> Set problem:
Show each line of the data below that has the string "this" in it.

> Data extract:
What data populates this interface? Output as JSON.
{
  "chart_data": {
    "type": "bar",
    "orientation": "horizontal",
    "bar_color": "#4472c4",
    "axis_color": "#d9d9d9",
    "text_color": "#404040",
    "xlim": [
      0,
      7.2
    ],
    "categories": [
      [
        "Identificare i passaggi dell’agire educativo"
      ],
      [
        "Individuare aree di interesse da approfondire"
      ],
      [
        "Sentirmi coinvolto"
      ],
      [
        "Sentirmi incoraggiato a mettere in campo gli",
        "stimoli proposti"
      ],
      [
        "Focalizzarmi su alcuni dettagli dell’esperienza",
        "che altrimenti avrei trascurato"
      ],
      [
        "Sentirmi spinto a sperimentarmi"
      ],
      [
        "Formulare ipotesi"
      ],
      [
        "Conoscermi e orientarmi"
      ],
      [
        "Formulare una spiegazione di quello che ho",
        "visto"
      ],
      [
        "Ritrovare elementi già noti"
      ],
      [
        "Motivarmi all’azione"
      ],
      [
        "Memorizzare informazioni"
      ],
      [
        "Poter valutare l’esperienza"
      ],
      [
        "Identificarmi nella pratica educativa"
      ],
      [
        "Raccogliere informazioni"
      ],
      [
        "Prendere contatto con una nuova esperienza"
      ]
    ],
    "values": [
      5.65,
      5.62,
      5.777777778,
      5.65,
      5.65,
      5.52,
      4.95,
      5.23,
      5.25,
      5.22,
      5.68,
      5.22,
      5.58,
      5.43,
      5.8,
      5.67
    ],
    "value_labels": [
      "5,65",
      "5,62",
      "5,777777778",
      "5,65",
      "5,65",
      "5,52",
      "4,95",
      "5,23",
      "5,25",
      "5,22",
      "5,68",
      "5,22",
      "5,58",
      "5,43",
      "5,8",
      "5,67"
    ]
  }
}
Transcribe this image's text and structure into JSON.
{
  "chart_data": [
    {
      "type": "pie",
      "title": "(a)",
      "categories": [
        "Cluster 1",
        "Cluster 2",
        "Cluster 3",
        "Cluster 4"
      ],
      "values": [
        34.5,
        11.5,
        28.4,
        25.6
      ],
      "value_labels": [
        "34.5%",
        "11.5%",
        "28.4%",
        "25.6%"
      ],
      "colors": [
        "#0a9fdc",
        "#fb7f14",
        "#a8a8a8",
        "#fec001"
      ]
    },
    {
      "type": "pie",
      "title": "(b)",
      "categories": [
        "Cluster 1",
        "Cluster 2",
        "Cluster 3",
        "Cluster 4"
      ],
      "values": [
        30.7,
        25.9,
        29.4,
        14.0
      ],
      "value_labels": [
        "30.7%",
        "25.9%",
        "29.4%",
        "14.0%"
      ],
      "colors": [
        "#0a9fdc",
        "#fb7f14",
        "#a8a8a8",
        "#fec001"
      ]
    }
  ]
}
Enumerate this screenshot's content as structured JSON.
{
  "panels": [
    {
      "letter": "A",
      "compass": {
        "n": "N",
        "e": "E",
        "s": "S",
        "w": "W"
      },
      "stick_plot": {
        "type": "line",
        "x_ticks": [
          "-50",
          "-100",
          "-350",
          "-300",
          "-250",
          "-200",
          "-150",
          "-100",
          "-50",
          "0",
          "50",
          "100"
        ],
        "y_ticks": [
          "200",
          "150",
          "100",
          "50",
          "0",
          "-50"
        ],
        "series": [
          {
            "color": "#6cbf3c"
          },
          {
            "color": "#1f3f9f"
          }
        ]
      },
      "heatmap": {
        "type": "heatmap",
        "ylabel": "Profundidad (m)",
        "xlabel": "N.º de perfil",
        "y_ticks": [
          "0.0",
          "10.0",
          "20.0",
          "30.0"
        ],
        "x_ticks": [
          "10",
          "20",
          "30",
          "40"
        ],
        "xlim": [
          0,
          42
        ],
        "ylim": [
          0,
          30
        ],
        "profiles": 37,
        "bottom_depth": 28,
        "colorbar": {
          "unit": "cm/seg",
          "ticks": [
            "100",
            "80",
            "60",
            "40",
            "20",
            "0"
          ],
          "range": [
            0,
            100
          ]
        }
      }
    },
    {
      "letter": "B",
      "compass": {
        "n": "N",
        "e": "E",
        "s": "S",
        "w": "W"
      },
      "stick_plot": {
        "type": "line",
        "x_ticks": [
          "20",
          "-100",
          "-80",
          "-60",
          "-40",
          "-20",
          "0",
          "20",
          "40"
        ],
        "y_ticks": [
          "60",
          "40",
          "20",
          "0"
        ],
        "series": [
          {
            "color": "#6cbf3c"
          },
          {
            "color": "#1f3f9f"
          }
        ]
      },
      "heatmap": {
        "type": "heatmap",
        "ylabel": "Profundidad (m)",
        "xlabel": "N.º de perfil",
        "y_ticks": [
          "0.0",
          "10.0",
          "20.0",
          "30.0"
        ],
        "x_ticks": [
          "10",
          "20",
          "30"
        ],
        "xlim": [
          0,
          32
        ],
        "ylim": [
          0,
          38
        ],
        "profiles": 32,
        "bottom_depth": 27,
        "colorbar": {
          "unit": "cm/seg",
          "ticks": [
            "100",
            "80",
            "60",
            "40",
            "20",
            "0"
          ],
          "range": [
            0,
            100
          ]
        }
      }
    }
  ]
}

> Complete output:
What data populates this interface? Output as JSON.
Transcribe this image's text and structure into JSON.
Enumerate this screenshot's content as structured JSON.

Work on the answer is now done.